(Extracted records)
┌──

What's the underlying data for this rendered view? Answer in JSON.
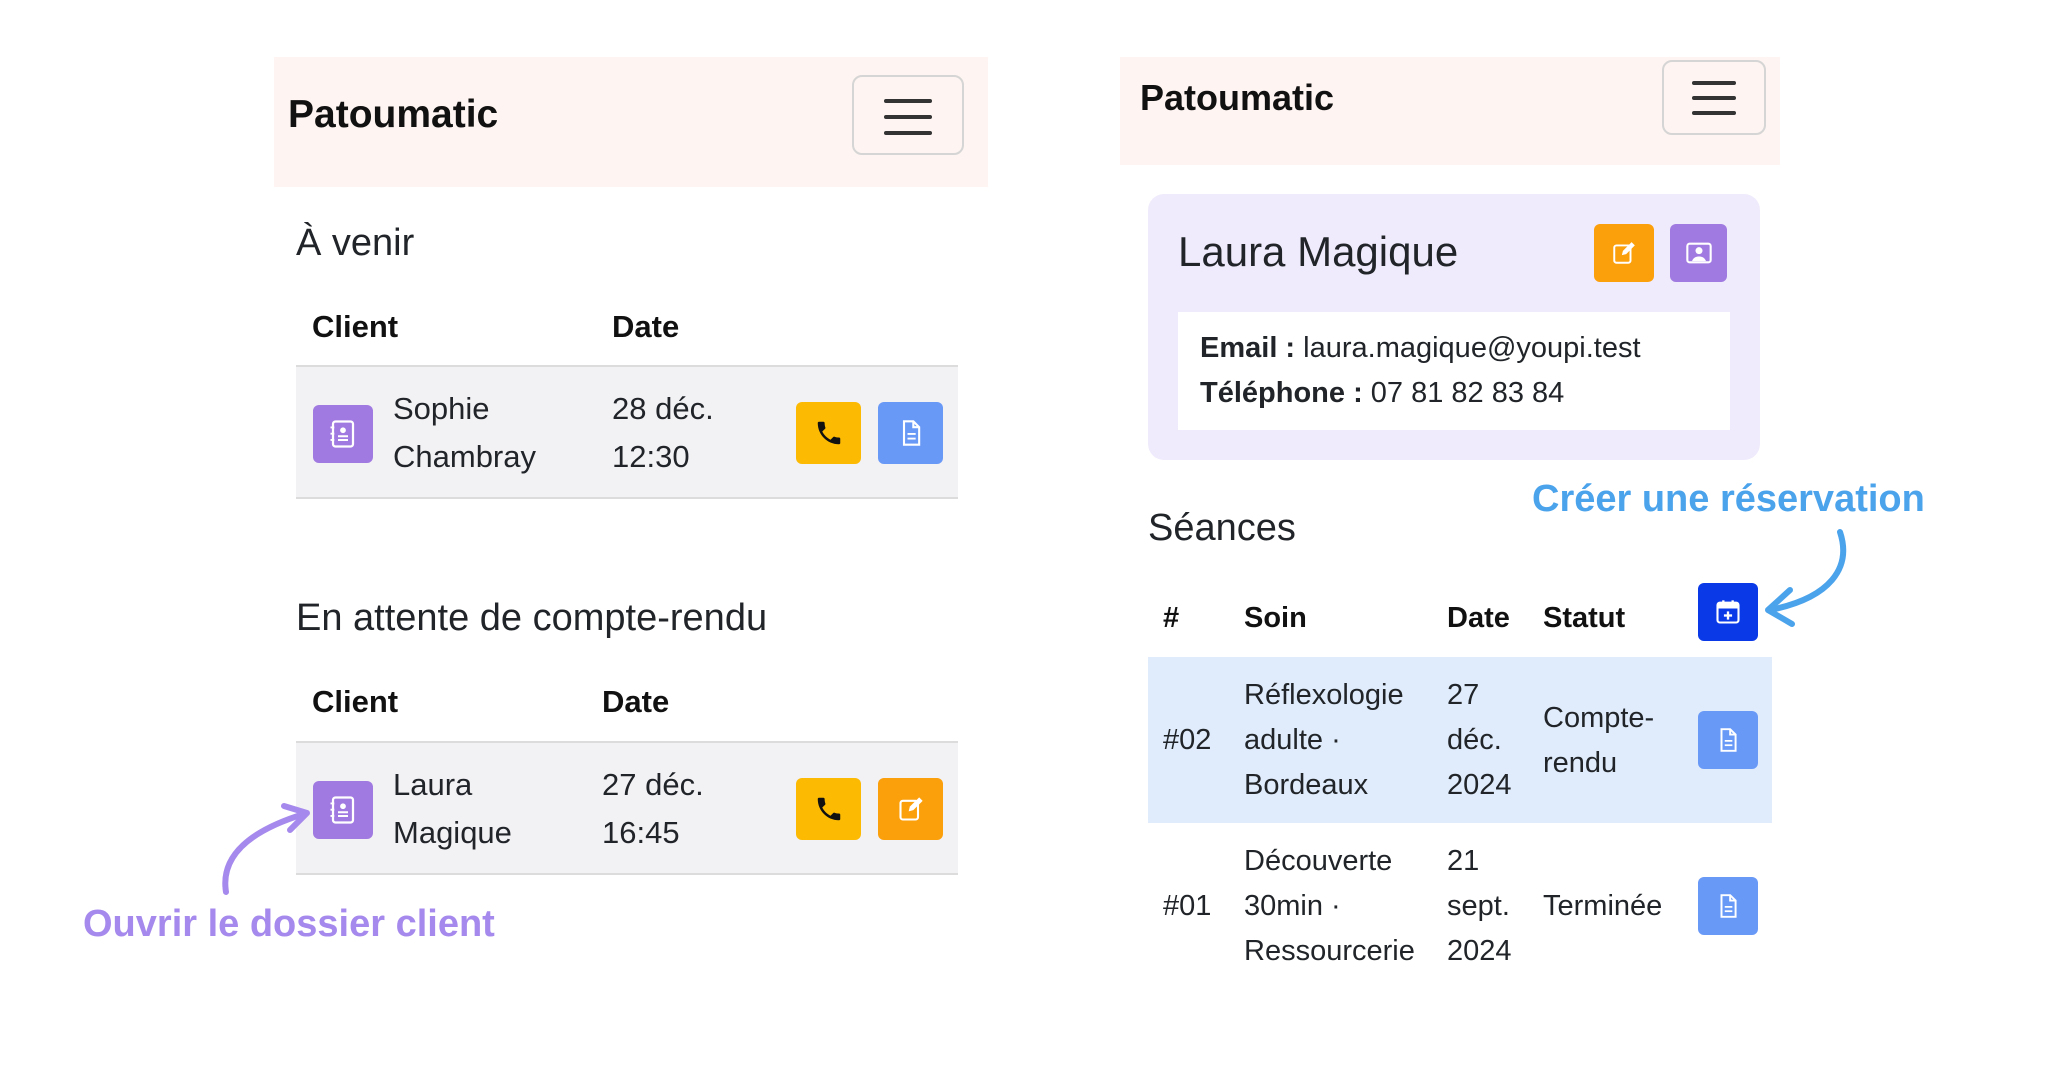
{
  "colors": {
    "navbar_bg": "#fef4f1",
    "purple_button": "#a07ae0",
    "yellow_button": "#fcba03",
    "orange_button": "#fb9f0b",
    "blue_button": "#6999f7",
    "navy_button": "#0a3ae8",
    "annotation_purple": "#a689ec",
    "annotation_blue": "#4ba3ec"
  },
  "left_screen": {
    "navbar": {
      "brand": "Patoumatic",
      "menu_icon": "hamburger-icon"
    },
    "upcoming": {
      "title": "À venir",
      "headers": {
        "client": "Client",
        "date": "Date"
      },
      "rows": [
        {
          "client_line1": "Sophie",
          "client_line2": "Chambray",
          "date_line1": "28 déc.",
          "date_line2": "12:30"
        }
      ]
    },
    "pending": {
      "title": "En attente de compte-rendu",
      "headers": {
        "client": "Client",
        "date": "Date"
      },
      "rows": [
        {
          "client_line1": "Laura",
          "client_line2": "Magique",
          "date_line1": "27 déc.",
          "date_line2": "16:45"
        }
      ]
    },
    "annotation": "Ouvrir le dossier client"
  },
  "right_screen": {
    "navbar": {
      "brand": "Patoumatic",
      "menu_icon": "hamburger-icon"
    },
    "client": {
      "name": "Laura Magique",
      "email_label": "Email :",
      "email": "laura.magique@youpi.test",
      "phone_label": "Téléphone :",
      "phone": "07 81 82 83 84"
    },
    "seances": {
      "title": "Séances",
      "headers": {
        "num": "#",
        "soin": "Soin",
        "date": "Date",
        "statut": "Statut"
      },
      "rows": [
        {
          "num": "#02",
          "soin": [
            "Réflexologie",
            "adulte ·",
            "Bordeaux"
          ],
          "date": [
            "27",
            "déc.",
            "2024"
          ],
          "statut": [
            "Compte-",
            "rendu"
          ]
        },
        {
          "num": "#01",
          "soin": [
            "Découverte",
            "30min ·",
            "Ressourcerie"
          ],
          "date": [
            "21",
            "sept.",
            "2024"
          ],
          "statut": [
            "Terminée"
          ]
        }
      ]
    },
    "annotation": "Créer une réservation"
  }
}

└──

WHAT YOU ARE ASKED TO DO:
Quote the full listing above word for word; exclude every picture from the copy.

THE COMPLETED TASK:
What's the underlying data for this rendered view? Answer in JSON.
{
  "colors": {
    "navbar_bg": "#fef4f1",
    "purple_button": "#a07ae0",
    "yellow_button": "#fcba03",
    "orange_button": "#fb9f0b",
    "blue_button": "#6999f7",
    "navy_button": "#0a3ae8",
    "annotation_purple": "#a689ec",
    "annotation_blue": "#4ba3ec"
  },
  "left_screen": {
    "navbar": {
      "brand": "Patoumatic",
      "menu_icon": "hamburger-icon"
    },
    "upcoming": {
      "title": "À venir",
      "headers": {
        "client": "Client",
        "date": "Date"
      },
      "rows": [
        {
          "client_line1": "Sophie",
          "client_line2": "Chambray",
          "date_line1": "28 déc.",
          "date_line2": "12:30"
        }
      ]
    },
    "pending": {
      "title": "En attente de compte-rendu",
      "headers": {
        "client": "Client",
        "date": "Date"
      },
      "rows": [
        {
          "client_line1": "Laura",
          "client_line2": "Magique",
          "date_line1": "27 déc.",
          "date_line2": "16:45"
        }
      ]
    },
    "annotation": "Ouvrir le dossier client"
  },
  "right_screen": {
    "navbar": {
      "brand": "Patoumatic",
      "menu_icon": "hamburger-icon"
    },
    "client": {
      "name": "Laura Magique",
      "email_label": "Email :",
      "email": "laura.magique@youpi.test",
      "phone_label": "Téléphone :",
      "phone": "07 81 82 83 84"
    },
    "seances": {
      "title": "Séances",
      "headers": {
        "num": "#",
        "soin": "Soin",
        "date": "Date",
        "statut": "Statut"
      },
      "rows": [
        {
          "num": "#02",
          "soin": [
            "Réflexologie",
            "adulte ·",
            "Bordeaux"
          ],
          "date": [
            "27",
            "déc.",
            "2024"
          ],
          "statut": [
            "Compte-",
            "rendu"
          ]
        },
        {
          "num": "#01",
          "soin": [
            "Découverte",
            "30min ·",
            "Ressourcerie"
          ],
          "date": [
            "21",
            "sept.",
            "2024"
          ],
          "statut": [
            "Terminée"
          ]
        }
      ]
    },
    "annotation": "Créer une réservation"
  }
}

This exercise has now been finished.